**TASK DETAILS**
A faithful copy of the data, pictures omitted, is the required answer.

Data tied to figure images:
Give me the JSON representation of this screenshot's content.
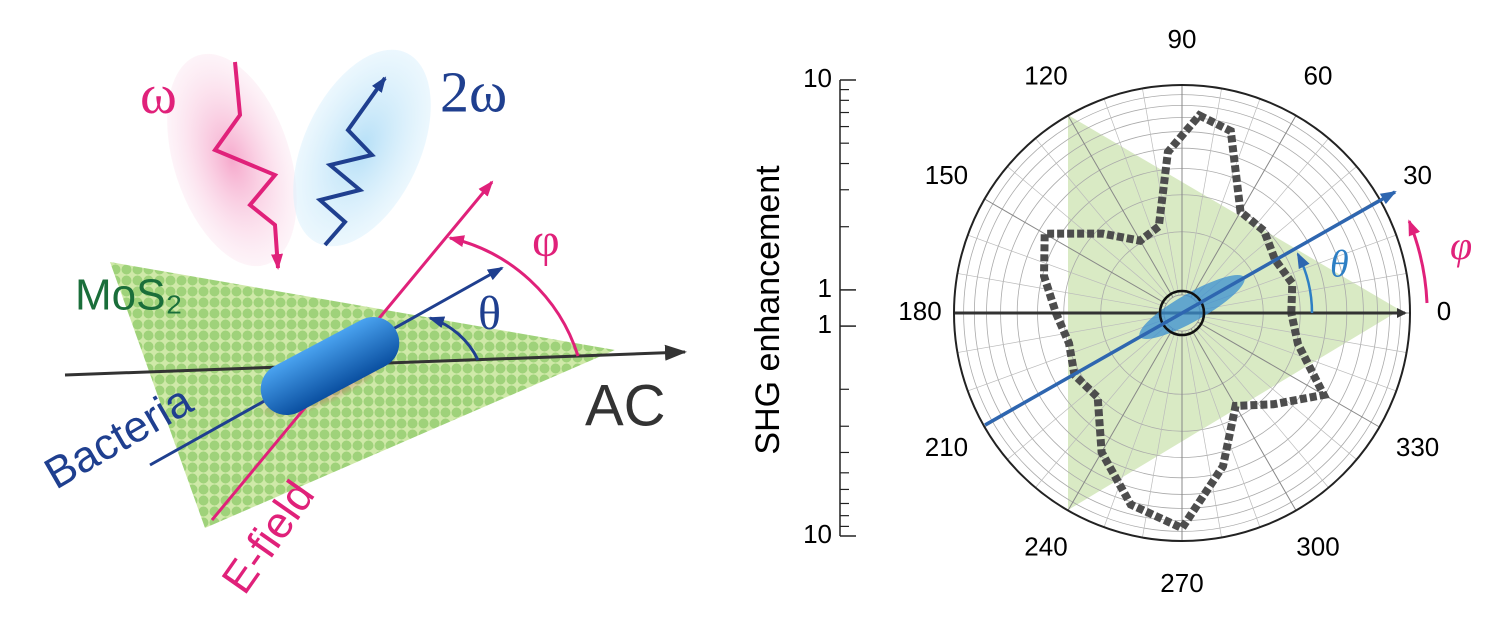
{
  "illustration": {
    "omega": "ω",
    "two_omega": "2ω",
    "material": "MoS₂",
    "bacteria": "Bacteria",
    "efield": "E-field",
    "axis": "AC",
    "phi": "φ",
    "theta": "θ"
  },
  "chart_data": {
    "type": "polar-scatter",
    "y_label": "SHG enhancement",
    "x": [
      0,
      15,
      30,
      45,
      60,
      75,
      85,
      95,
      105,
      120,
      135,
      150,
      165,
      180,
      195,
      210,
      225,
      240,
      255,
      270,
      285,
      300,
      315,
      330,
      345
    ],
    "values": [
      2.72,
      2.87,
      2.66,
      2.93,
      2.96,
      6.48,
      7.22,
      4.83,
      2.19,
      2.05,
      2.81,
      4.67,
      3.93,
      3.27,
      2.96,
      3.2,
      3.03,
      4.78,
      7.22,
      8.68,
      4.67,
      2.66,
      3.38,
      4.94,
      3.06
    ],
    "color": "#4d4d4d",
    "rscale": "log",
    "rlim": [
      0.82,
      10
    ],
    "rticks": [
      1,
      10
    ],
    "rminor": [
      2,
      3,
      4,
      5,
      6,
      7,
      8,
      9
    ],
    "thetaticks": [
      0,
      30,
      60,
      90,
      120,
      150,
      180,
      210,
      240,
      270,
      300,
      330
    ],
    "theta_grid_step": 10,
    "annotations": {
      "theta": "θ",
      "phi": "φ"
    }
  }
}
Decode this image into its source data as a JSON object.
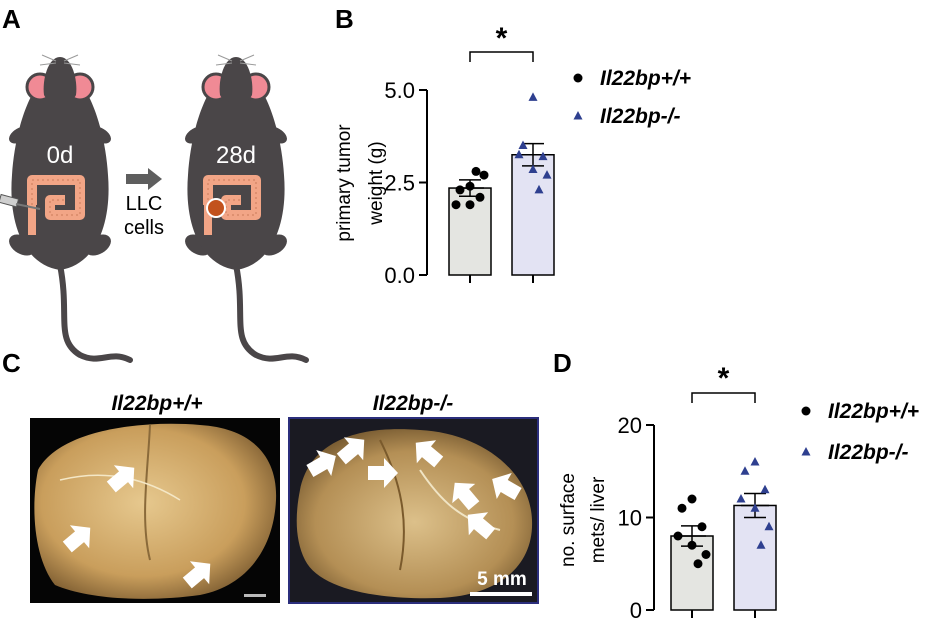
{
  "panels": {
    "a": {
      "label": "A",
      "day_start": "0d",
      "day_end": "28d",
      "arrow_line1": "LLC",
      "arrow_line2": "cells"
    },
    "b": {
      "label": "B"
    },
    "c": {
      "label": "C",
      "left_title": "Il22bp+/+",
      "right_title": "Il22bp-/-",
      "scale_bar": "5 mm"
    },
    "d": {
      "label": "D"
    }
  },
  "colors": {
    "wt_bar": "#e4e5e1",
    "ko_bar": "#e3e3f3",
    "ko_marker": "#2e3f8f",
    "ko_border": "#2b2e7c",
    "mouse_body": "#4a4648",
    "ear": "#f08a95",
    "intestine": "#f2a586",
    "tumor": "#c2521d",
    "liver": "#d8b57a"
  },
  "icons": [
    "mouse-illustration",
    "syringe-icon",
    "arrow-right-icon",
    "white-arrow-icon"
  ],
  "chart_data": [
    {
      "type": "bar",
      "panel": "B",
      "ylabel": [
        "primary tumor",
        "weight (g)"
      ],
      "ylim": [
        0,
        5
      ],
      "yticks": [
        "0.0",
        "2.5",
        "5.0"
      ],
      "significance": "*",
      "legend_placement": "right",
      "series": [
        {
          "name": "Il22bp+/+",
          "marker": "circle",
          "mean": 2.35,
          "sem": 0.22,
          "points": [
            2.4,
            2.3,
            2.1,
            1.9,
            1.9,
            2.7,
            2.8
          ]
        },
        {
          "name": "Il22bp-/-",
          "marker": "triangle",
          "mean": 3.25,
          "sem": 0.3,
          "points": [
            4.8,
            3.5,
            3.2,
            3.25,
            2.85,
            2.7,
            2.3
          ]
        }
      ]
    },
    {
      "type": "bar",
      "panel": "D",
      "ylabel": [
        "no. surface",
        "mets/ liver"
      ],
      "ylim": [
        0,
        20
      ],
      "yticks": [
        "0",
        "10",
        "20"
      ],
      "significance": "*",
      "legend_placement": "right",
      "series": [
        {
          "name": "Il22bp+/+",
          "marker": "circle",
          "mean": 8,
          "sem": 1.1,
          "points": [
            12,
            11,
            9,
            8,
            7,
            6,
            5
          ]
        },
        {
          "name": "Il22bp-/-",
          "marker": "triangle",
          "mean": 11.3,
          "sem": 1.3,
          "points": [
            16,
            15,
            13,
            12,
            11,
            9,
            7
          ]
        }
      ]
    }
  ]
}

**RESULT BELOW**
Give me the JSON representation of this screenshot's content.
{
  "illustration": {
    "omega": "ω",
    "two_omega": "2ω",
    "material": "MoS₂",
    "bacteria": "Bacteria",
    "efield": "E-field",
    "axis": "AC",
    "phi": "φ",
    "theta": "θ"
  },
  "chart_data": {
    "type": "polar-scatter",
    "y_label": "SHG enhancement",
    "x": [
      0,
      15,
      30,
      45,
      60,
      75,
      85,
      95,
      105,
      120,
      135,
      150,
      165,
      180,
      195,
      210,
      225,
      240,
      255,
      270,
      285,
      300,
      315,
      330,
      345
    ],
    "values": [
      2.72,
      2.87,
      2.66,
      2.93,
      2.96,
      6.48,
      7.22,
      4.83,
      2.19,
      2.05,
      2.81,
      4.67,
      3.93,
      3.27,
      2.96,
      3.2,
      3.03,
      4.78,
      7.22,
      8.68,
      4.67,
      2.66,
      3.38,
      4.94,
      3.06
    ],
    "color": "#4d4d4d",
    "rscale": "log",
    "rlim": [
      0.82,
      10
    ],
    "rticks": [
      1,
      10
    ],
    "rminor": [
      2,
      3,
      4,
      5,
      6,
      7,
      8,
      9
    ],
    "thetaticks": [
      0,
      30,
      60,
      90,
      120,
      150,
      180,
      210,
      240,
      270,
      300,
      330
    ],
    "theta_grid_step": 10,
    "annotations": {
      "theta": "θ",
      "phi": "φ"
    }
  }
}
Decode this image into its source data as a JSON object.
{
  "panels": {
    "a": {
      "label": "A",
      "day_start": "0d",
      "day_end": "28d",
      "arrow_line1": "LLC",
      "arrow_line2": "cells"
    },
    "b": {
      "label": "B"
    },
    "c": {
      "label": "C",
      "left_title": "Il22bp+/+",
      "right_title": "Il22bp-/-",
      "scale_bar": "5 mm"
    },
    "d": {
      "label": "D"
    }
  },
  "colors": {
    "wt_bar": "#e4e5e1",
    "ko_bar": "#e3e3f3",
    "ko_marker": "#2e3f8f",
    "ko_border": "#2b2e7c",
    "mouse_body": "#4a4648",
    "ear": "#f08a95",
    "intestine": "#f2a586",
    "tumor": "#c2521d",
    "liver": "#d8b57a"
  },
  "icons": [
    "mouse-illustration",
    "syringe-icon",
    "arrow-right-icon",
    "white-arrow-icon"
  ],
  "chart_data": [
    {
      "type": "bar",
      "panel": "B",
      "ylabel": [
        "primary tumor",
        "weight (g)"
      ],
      "ylim": [
        0,
        5
      ],
      "yticks": [
        "0.0",
        "2.5",
        "5.0"
      ],
      "significance": "*",
      "legend_placement": "right",
      "series": [
        {
          "name": "Il22bp+/+",
          "marker": "circle",
          "mean": 2.35,
          "sem": 0.22,
          "points": [
            2.4,
            2.3,
            2.1,
            1.9,
            1.9,
            2.7,
            2.8
          ]
        },
        {
          "name": "Il22bp-/-",
          "marker": "triangle",
          "mean": 3.25,
          "sem": 0.3,
          "points": [
            4.8,
            3.5,
            3.2,
            3.25,
            2.85,
            2.7,
            2.3
          ]
        }
      ]
    },
    {
      "type": "bar",
      "panel": "D",
      "ylabel": [
        "no. surface",
        "mets/ liver"
      ],
      "ylim": [
        0,
        20
      ],
      "yticks": [
        "0",
        "10",
        "20"
      ],
      "significance": "*",
      "legend_placement": "right",
      "series": [
        {
          "name": "Il22bp+/+",
          "marker": "circle",
          "mean": 8,
          "sem": 1.1,
          "points": [
            12,
            11,
            9,
            8,
            7,
            6,
            5
          ]
        },
        {
          "name": "Il22bp-/-",
          "marker": "triangle",
          "mean": 11.3,
          "sem": 1.3,
          "points": [
            16,
            15,
            13,
            12,
            11,
            9,
            7
          ]
        }
      ]
    }
  ]
}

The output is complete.